→ Kutipan Dokumen
╔══
Ini akan memudahkan Dr. Dahill. Selain itu, kalimat sesuai SPOK itu adalah
modalku preparing kalimat yang aku ucapkan. It's better
Setelah satu
bulan disini, aku empat kali bimbingan. Perasaanku sangat senang. Alasan pertama,
aku mendapat afirmasi positif dari Dr. Dahill. Artinya sedikit banyak ia bisa
menangkap apa yang aku ungkapkan. Aku yo khawatir, beliau tidak paham.
Sejauh ini aku masih bimbingan, artinya masih lanjut walau tambah berat. (Berat
karena pesimisku menyertai, pesimis akan selesai atau tidak tesisku ya?).
Kedua, khazanah ekologiku bertambah. Aku merasa 'klik' saat aku
menemukan orang yang sama konsentrasinya ekologi. Aku kemarin juga sempat ikut
kegiatan lapangan untuk membersihkan sungai. "Aku mau bersuami dengan
orang yang sepemikiran", tiba-tiba pintaku Heuheu. Sepemikiran
tentang peduli dengan lingkungan, atau dia dengan jalannya tapi tetap mendukung
dalam bidang yang kutekuni. Amiinkan dulu lah. Ketiga, aku bisa
pinjam buku di HIU Library. Di pertemuan bimbingan ke-4 ini, aku diberi
referensi judul buku "Muslim Environmentalism". Harus dibaca ya!
╚══
→ Kumpulan Data
╔══
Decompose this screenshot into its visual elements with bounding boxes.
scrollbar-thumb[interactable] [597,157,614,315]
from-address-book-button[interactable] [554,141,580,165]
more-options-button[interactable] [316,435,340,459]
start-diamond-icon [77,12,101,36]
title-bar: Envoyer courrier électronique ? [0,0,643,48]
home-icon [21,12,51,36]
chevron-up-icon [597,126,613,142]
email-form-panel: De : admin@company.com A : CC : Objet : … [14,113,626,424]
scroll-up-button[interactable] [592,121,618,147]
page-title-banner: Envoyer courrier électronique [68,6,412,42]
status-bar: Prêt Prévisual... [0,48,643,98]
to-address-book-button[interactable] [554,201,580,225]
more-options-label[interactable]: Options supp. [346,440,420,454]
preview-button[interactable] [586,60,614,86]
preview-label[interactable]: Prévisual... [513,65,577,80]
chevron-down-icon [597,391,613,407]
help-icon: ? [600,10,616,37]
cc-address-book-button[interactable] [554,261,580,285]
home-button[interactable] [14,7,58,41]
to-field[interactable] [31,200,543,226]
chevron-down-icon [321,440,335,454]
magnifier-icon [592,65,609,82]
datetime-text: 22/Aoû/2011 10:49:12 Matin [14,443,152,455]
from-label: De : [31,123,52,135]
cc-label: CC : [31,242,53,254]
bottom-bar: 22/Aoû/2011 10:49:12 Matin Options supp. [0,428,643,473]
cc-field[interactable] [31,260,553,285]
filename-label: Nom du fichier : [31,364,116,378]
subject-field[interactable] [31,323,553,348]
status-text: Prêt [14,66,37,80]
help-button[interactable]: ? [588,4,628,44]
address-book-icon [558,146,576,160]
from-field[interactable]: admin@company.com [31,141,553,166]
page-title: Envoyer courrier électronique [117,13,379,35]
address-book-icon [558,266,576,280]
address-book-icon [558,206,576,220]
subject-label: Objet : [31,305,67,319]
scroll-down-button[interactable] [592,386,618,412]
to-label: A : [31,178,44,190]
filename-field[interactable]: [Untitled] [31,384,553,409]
╚══
→ Tugas A
Berdasarkan kutipan tentang bimbingan tesis, jelaskan mengapa bimbingan terasa makin berat dalam satu sampai tiga kalimat.
→ Tugas B
Salin apa adanya baris-baris entri, mulai dari baris pertama entri sampai dengan baris yang memuat "to-label: A : [31,178,44,190]", termasuk kedua baris tersebut.
Kutipan dokumen dan entri tidak saling berkaitan.

→ Jawaban Latihan A
Bimbingan terasa makin berat karena rasa pesimis ikut menyertai. Rasa pesimis itu adalah keraguan apakah tesisnya akan selesai atau tidak.

→ Jawaban Latihan B
Decompose this screenshot into its visual elements with bounding boxes.
scrollbar-thumb[interactable] [597,157,614,315]
from-address-book-button[interactable] [554,141,580,165]
more-options-button[interactable] [316,435,340,459]
start-diamond-icon [77,12,101,36]
title-bar: Envoyer courrier électronique ? [0,0,643,48]
home-icon [21,12,51,36]
chevron-up-icon [597,126,613,142]
email-form-panel: De : admin@company.com A : CC : Objet : … [14,113,626,424]
scroll-up-button[interactable] [592,121,618,147]
page-title-banner: Envoyer courrier électronique [68,6,412,42]
status-bar: Prêt Prévisual... [0,48,643,98]
to-address-book-button[interactable] [554,201,580,225]
more-options-label[interactable]: Options supp. [346,440,420,454]
preview-button[interactable] [586,60,614,86]
preview-label[interactable]: Prévisual... [513,65,577,80]
chevron-down-icon [597,391,613,407]
help-icon: ? [600,10,616,37]
cc-address-book-button[interactable] [554,261,580,285]
home-button[interactable] [14,7,58,41]
to-field[interactable] [31,200,543,226]
chevron-down-icon [321,440,335,454]
magnifier-icon [592,65,609,82]
datetime-text: 22/Aoû/2011 10:49:12 Matin [14,443,152,455]
from-label: De : [31,123,52,135]
cc-label: CC : [31,242,53,254]
bottom-bar: 22/Aoû/2011 10:49:12 Matin Options supp. [0,428,643,473]
cc-field[interactable] [31,260,553,285]
filename-label: Nom du fichier : [31,364,116,378]
subject-field[interactable] [31,323,553,348]
status-text: Prêt [14,66,37,80]
help-button[interactable]: ? [588,4,628,44]
address-book-icon [558,146,576,160]
from-field[interactable]: admin@company.com [31,141,553,166]
page-title: Envoyer courrier électronique [117,13,379,35]
address-book-icon [558,266,576,280]
address-book-icon [558,206,576,220]
subject-label: Objet : [31,305,67,319]
scroll-down-button[interactable] [592,386,618,412]
to-label: A : [31,178,44,190]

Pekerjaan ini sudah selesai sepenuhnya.